The problem: Copy every entry word for word, but skip the pictures.

Records supplied:
-*-*-

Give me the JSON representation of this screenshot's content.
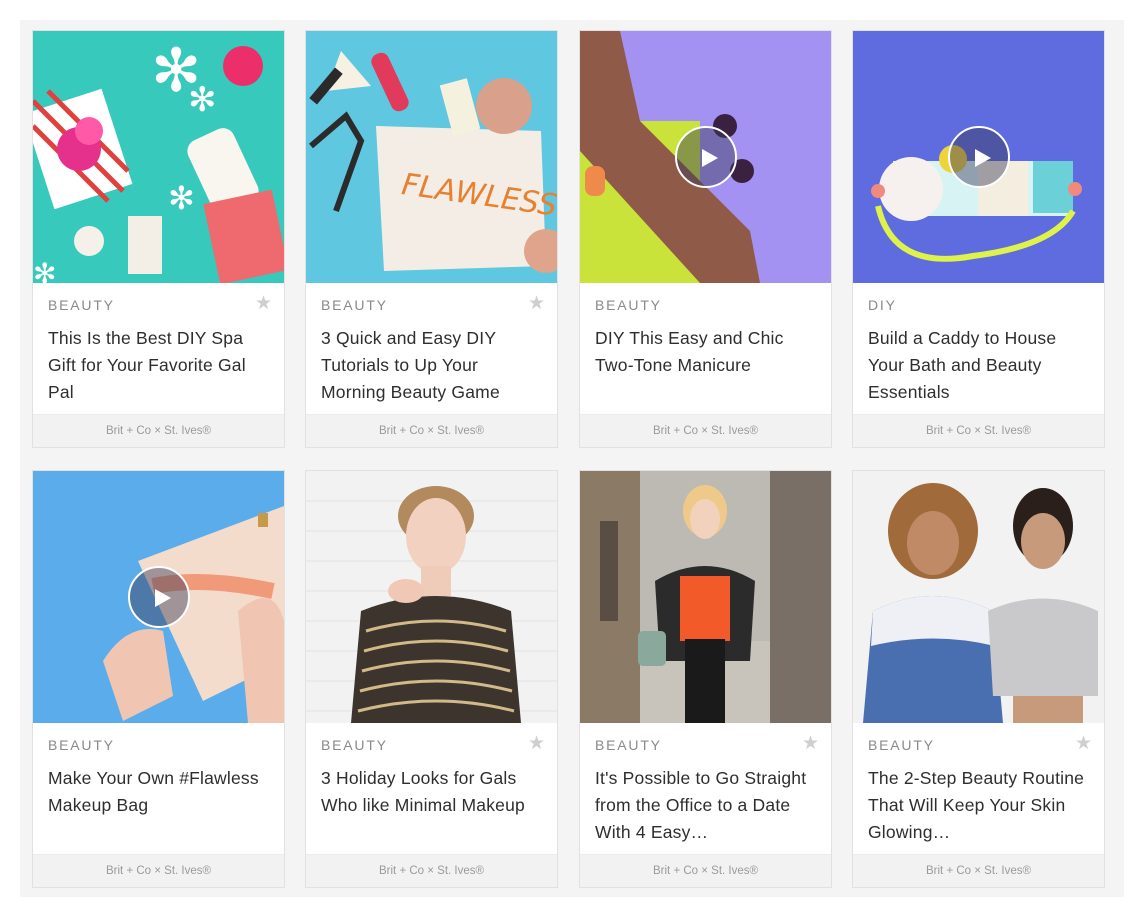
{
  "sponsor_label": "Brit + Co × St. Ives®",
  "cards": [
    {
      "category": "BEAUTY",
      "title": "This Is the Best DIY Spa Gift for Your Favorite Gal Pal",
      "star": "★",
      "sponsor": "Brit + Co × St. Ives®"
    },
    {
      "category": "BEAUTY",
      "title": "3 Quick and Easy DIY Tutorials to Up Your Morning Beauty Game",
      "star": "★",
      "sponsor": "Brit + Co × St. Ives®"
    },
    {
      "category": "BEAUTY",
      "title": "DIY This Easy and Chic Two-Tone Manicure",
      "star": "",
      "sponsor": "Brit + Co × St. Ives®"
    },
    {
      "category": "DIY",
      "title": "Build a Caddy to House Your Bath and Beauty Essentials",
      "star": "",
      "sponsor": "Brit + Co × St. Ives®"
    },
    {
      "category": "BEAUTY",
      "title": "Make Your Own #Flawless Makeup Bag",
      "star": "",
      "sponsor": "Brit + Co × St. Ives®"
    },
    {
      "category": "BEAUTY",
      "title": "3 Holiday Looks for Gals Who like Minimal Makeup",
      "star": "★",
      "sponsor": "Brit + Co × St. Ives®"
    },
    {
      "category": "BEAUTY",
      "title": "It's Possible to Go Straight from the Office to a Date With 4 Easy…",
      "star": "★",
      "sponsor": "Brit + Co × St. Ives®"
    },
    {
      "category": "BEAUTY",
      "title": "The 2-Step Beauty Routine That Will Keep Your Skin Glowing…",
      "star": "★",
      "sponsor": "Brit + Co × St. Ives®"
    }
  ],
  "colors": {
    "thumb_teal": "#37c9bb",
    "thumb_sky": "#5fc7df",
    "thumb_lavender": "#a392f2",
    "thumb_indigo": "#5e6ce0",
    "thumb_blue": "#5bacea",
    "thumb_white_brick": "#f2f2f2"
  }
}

-*-*-

Result of the exercise:
Give me the JSON representation of this screenshot's content.
{
  "sponsor_label": "Brit + Co × St. Ives®",
  "cards": [
    {
      "category": "BEAUTY",
      "title": "This Is the Best DIY Spa Gift for Your Favorite Gal Pal",
      "star": "★",
      "sponsor": "Brit + Co × St. Ives®"
    },
    {
      "category": "BEAUTY",
      "title": "3 Quick and Easy DIY Tutorials to Up Your Morning Beauty Game",
      "star": "★",
      "sponsor": "Brit + Co × St. Ives®"
    },
    {
      "category": "BEAUTY",
      "title": "DIY This Easy and Chic Two-Tone Manicure",
      "star": "",
      "sponsor": "Brit + Co × St. Ives®"
    },
    {
      "category": "DIY",
      "title": "Build a Caddy to House Your Bath and Beauty Essentials",
      "star": "",
      "sponsor": "Brit + Co × St. Ives®"
    },
    {
      "category": "BEAUTY",
      "title": "Make Your Own #Flawless Makeup Bag",
      "star": "",
      "sponsor": "Brit + Co × St. Ives®"
    },
    {
      "category": "BEAUTY",
      "title": "3 Holiday Looks for Gals Who like Minimal Makeup",
      "star": "★",
      "sponsor": "Brit + Co × St. Ives®"
    },
    {
      "category": "BEAUTY",
      "title": "It's Possible to Go Straight from the Office to a Date With 4 Easy…",
      "star": "★",
      "sponsor": "Brit + Co × St. Ives®"
    },
    {
      "category": "BEAUTY",
      "title": "The 2-Step Beauty Routine That Will Keep Your Skin Glowing…",
      "star": "★",
      "sponsor": "Brit + Co × St. Ives®"
    }
  ],
  "colors": {
    "thumb_teal": "#37c9bb",
    "thumb_sky": "#5fc7df",
    "thumb_lavender": "#a392f2",
    "thumb_indigo": "#5e6ce0",
    "thumb_blue": "#5bacea",
    "thumb_white_brick": "#f2f2f2"
  }
}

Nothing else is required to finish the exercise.